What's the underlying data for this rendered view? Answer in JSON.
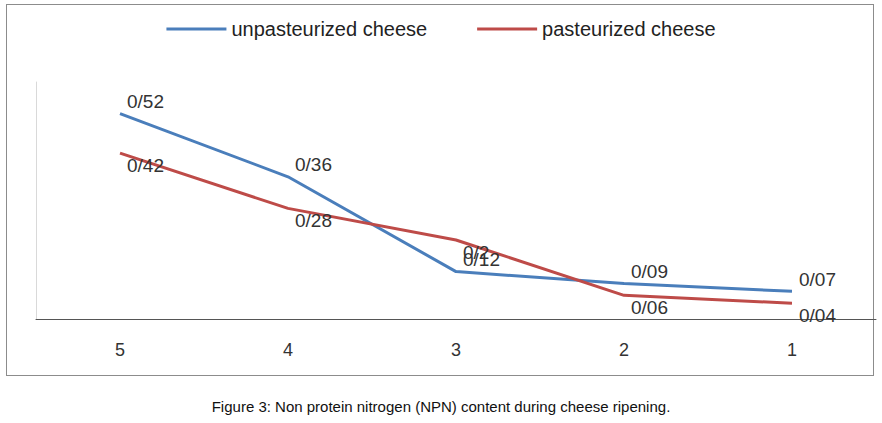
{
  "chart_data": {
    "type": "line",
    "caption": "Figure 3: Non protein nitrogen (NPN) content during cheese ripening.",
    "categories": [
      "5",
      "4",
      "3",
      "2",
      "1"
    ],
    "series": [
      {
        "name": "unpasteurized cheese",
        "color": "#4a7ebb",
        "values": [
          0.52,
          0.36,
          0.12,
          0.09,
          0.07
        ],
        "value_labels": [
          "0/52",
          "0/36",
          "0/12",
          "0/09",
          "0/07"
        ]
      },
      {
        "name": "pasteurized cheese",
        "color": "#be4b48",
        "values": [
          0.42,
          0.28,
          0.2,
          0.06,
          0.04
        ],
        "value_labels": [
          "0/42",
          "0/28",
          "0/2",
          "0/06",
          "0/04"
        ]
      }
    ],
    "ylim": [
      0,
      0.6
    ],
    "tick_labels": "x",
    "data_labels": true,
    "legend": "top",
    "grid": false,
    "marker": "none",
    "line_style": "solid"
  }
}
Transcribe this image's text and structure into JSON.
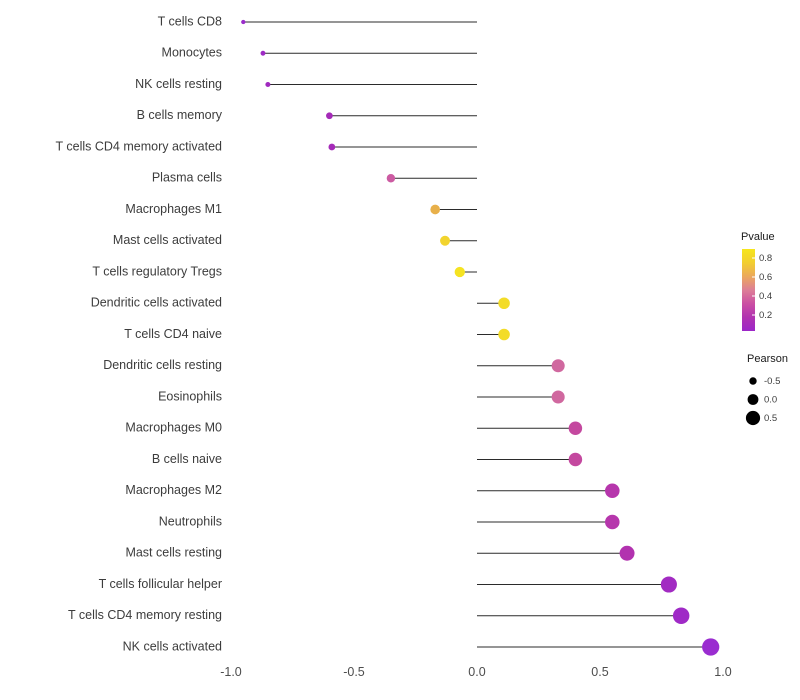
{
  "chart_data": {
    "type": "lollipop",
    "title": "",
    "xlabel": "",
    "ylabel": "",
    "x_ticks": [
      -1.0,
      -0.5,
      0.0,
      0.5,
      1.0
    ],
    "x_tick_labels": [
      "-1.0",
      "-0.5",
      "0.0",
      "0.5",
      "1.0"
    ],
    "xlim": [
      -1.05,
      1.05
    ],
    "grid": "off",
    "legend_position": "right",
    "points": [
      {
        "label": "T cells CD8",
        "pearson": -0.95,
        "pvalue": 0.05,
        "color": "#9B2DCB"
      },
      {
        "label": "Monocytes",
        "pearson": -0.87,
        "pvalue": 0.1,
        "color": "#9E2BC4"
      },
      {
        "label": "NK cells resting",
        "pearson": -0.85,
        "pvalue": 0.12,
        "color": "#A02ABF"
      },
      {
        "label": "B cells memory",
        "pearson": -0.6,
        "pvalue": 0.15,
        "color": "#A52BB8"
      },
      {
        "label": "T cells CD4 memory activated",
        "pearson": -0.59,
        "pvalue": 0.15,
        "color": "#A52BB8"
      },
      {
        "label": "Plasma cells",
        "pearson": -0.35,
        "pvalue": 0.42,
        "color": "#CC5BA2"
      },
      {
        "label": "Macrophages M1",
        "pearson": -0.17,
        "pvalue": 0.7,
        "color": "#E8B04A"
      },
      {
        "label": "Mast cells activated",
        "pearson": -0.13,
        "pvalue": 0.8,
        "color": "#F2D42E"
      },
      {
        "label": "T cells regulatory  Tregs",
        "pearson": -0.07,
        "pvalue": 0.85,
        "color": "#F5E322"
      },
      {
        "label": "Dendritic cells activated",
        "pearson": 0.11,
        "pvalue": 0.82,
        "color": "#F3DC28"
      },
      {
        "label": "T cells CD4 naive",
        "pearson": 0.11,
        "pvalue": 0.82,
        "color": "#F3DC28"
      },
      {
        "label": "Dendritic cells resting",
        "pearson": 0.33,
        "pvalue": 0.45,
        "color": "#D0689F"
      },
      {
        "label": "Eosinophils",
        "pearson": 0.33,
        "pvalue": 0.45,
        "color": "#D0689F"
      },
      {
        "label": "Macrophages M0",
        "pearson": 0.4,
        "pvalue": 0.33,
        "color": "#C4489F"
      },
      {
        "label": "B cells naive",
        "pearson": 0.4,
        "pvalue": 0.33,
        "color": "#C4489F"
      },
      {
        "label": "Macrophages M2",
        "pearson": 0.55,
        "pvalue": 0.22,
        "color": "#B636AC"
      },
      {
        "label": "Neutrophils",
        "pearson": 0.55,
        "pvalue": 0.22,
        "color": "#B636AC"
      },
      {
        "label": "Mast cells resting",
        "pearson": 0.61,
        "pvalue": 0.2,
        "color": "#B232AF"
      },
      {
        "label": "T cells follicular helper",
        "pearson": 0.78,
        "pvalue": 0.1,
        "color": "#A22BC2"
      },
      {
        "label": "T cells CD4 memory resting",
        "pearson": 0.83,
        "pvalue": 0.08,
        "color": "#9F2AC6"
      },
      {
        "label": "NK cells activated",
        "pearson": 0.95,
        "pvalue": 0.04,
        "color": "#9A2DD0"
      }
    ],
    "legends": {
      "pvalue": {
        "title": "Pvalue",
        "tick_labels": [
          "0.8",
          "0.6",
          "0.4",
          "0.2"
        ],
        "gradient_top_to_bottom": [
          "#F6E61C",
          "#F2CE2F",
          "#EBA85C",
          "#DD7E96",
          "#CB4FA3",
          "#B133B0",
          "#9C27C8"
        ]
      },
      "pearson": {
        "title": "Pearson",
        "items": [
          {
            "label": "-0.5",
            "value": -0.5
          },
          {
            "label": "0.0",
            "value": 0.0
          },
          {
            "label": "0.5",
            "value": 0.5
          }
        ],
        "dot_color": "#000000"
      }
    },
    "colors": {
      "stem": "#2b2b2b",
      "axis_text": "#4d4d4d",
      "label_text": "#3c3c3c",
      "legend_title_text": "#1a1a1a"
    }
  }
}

------------------------

§ **REQUIRED WORK**: With the pictures omitted, the records above are to be repeated exactly.

§ **RESPONSE TO THIS TASK**:
What's the underlying data for this rendered view? Answer in JSON.
{
  "chart_data": {
    "type": "line",
    "caption": "Figure 3: Non protein nitrogen (NPN) content during cheese ripening.",
    "categories": [
      "5",
      "4",
      "3",
      "2",
      "1"
    ],
    "series": [
      {
        "name": "unpasteurized cheese",
        "color": "#4a7ebb",
        "values": [
          0.52,
          0.36,
          0.12,
          0.09,
          0.07
        ],
        "value_labels": [
          "0/52",
          "0/36",
          "0/12",
          "0/09",
          "0/07"
        ]
      },
      {
        "name": "pasteurized cheese",
        "color": "#be4b48",
        "values": [
          0.42,
          0.28,
          0.2,
          0.06,
          0.04
        ],
        "value_labels": [
          "0/42",
          "0/28",
          "0/2",
          "0/06",
          "0/04"
        ]
      }
    ],
    "ylim": [
      0,
      0.6
    ],
    "tick_labels": "x",
    "data_labels": true,
    "legend": "top",
    "grid": false,
    "marker": "none",
    "line_style": "solid"
  }
}
Transcribe this image's text and structure into JSON.
{
  "chart_data": {
    "type": "lollipop",
    "title": "",
    "xlabel": "",
    "ylabel": "",
    "x_ticks": [
      -1.0,
      -0.5,
      0.0,
      0.5,
      1.0
    ],
    "x_tick_labels": [
      "-1.0",
      "-0.5",
      "0.0",
      "0.5",
      "1.0"
    ],
    "xlim": [
      -1.05,
      1.05
    ],
    "grid": "off",
    "legend_position": "right",
    "points": [
      {
        "label": "T cells CD8",
        "pearson": -0.95,
        "pvalue": 0.05,
        "color": "#9B2DCB"
      },
      {
        "label": "Monocytes",
        "pearson": -0.87,
        "pvalue": 0.1,
        "color": "#9E2BC4"
      },
      {
        "label": "NK cells resting",
        "pearson": -0.85,
        "pvalue": 0.12,
        "color": "#A02ABF"
      },
      {
        "label": "B cells memory",
        "pearson": -0.6,
        "pvalue": 0.15,
        "color": "#A52BB8"
      },
      {
        "label": "T cells CD4 memory activated",
        "pearson": -0.59,
        "pvalue": 0.15,
        "color": "#A52BB8"
      },
      {
        "label": "Plasma cells",
        "pearson": -0.35,
        "pvalue": 0.42,
        "color": "#CC5BA2"
      },
      {
        "label": "Macrophages M1",
        "pearson": -0.17,
        "pvalue": 0.7,
        "color": "#E8B04A"
      },
      {
        "label": "Mast cells activated",
        "pearson": -0.13,
        "pvalue": 0.8,
        "color": "#F2D42E"
      },
      {
        "label": "T cells regulatory  Tregs",
        "pearson": -0.07,
        "pvalue": 0.85,
        "color": "#F5E322"
      },
      {
        "label": "Dendritic cells activated",
        "pearson": 0.11,
        "pvalue": 0.82,
        "color": "#F3DC28"
      },
      {
        "label": "T cells CD4 naive",
        "pearson": 0.11,
        "pvalue": 0.82,
        "color": "#F3DC28"
      },
      {
        "label": "Dendritic cells resting",
        "pearson": 0.33,
        "pvalue": 0.45,
        "color": "#D0689F"
      },
      {
        "label": "Eosinophils",
        "pearson": 0.33,
        "pvalue": 0.45,
        "color": "#D0689F"
      },
      {
        "label": "Macrophages M0",
        "pearson": 0.4,
        "pvalue": 0.33,
        "color": "#C4489F"
      },
      {
        "label": "B cells naive",
        "pearson": 0.4,
        "pvalue": 0.33,
        "color": "#C4489F"
      },
      {
        "label": "Macrophages M2",
        "pearson": 0.55,
        "pvalue": 0.22,
        "color": "#B636AC"
      },
      {
        "label": "Neutrophils",
        "pearson": 0.55,
        "pvalue": 0.22,
        "color": "#B636AC"
      },
      {
        "label": "Mast cells resting",
        "pearson": 0.61,
        "pvalue": 0.2,
        "color": "#B232AF"
      },
      {
        "label": "T cells follicular helper",
        "pearson": 0.78,
        "pvalue": 0.1,
        "color": "#A22BC2"
      },
      {
        "label": "T cells CD4 memory resting",
        "pearson": 0.83,
        "pvalue": 0.08,
        "color": "#9F2AC6"
      },
      {
        "label": "NK cells activated",
        "pearson": 0.95,
        "pvalue": 0.04,
        "color": "#9A2DD0"
      }
    ],
    "legends": {
      "pvalue": {
        "title": "Pvalue",
        "tick_labels": [
          "0.8",
          "0.6",
          "0.4",
          "0.2"
        ],
        "gradient_top_to_bottom": [
          "#F6E61C",
          "#F2CE2F",
          "#EBA85C",
          "#DD7E96",
          "#CB4FA3",
          "#B133B0",
          "#9C27C8"
        ]
      },
      "pearson": {
        "title": "Pearson",
        "items": [
          {
            "label": "-0.5",
            "value": -0.5
          },
          {
            "label": "0.0",
            "value": 0.0
          },
          {
            "label": "0.5",
            "value": 0.5
          }
        ],
        "dot_color": "#000000"
      }
    },
    "colors": {
      "stem": "#2b2b2b",
      "axis_text": "#4d4d4d",
      "label_text": "#3c3c3c",
      "legend_title_text": "#1a1a1a"
    }
  }
}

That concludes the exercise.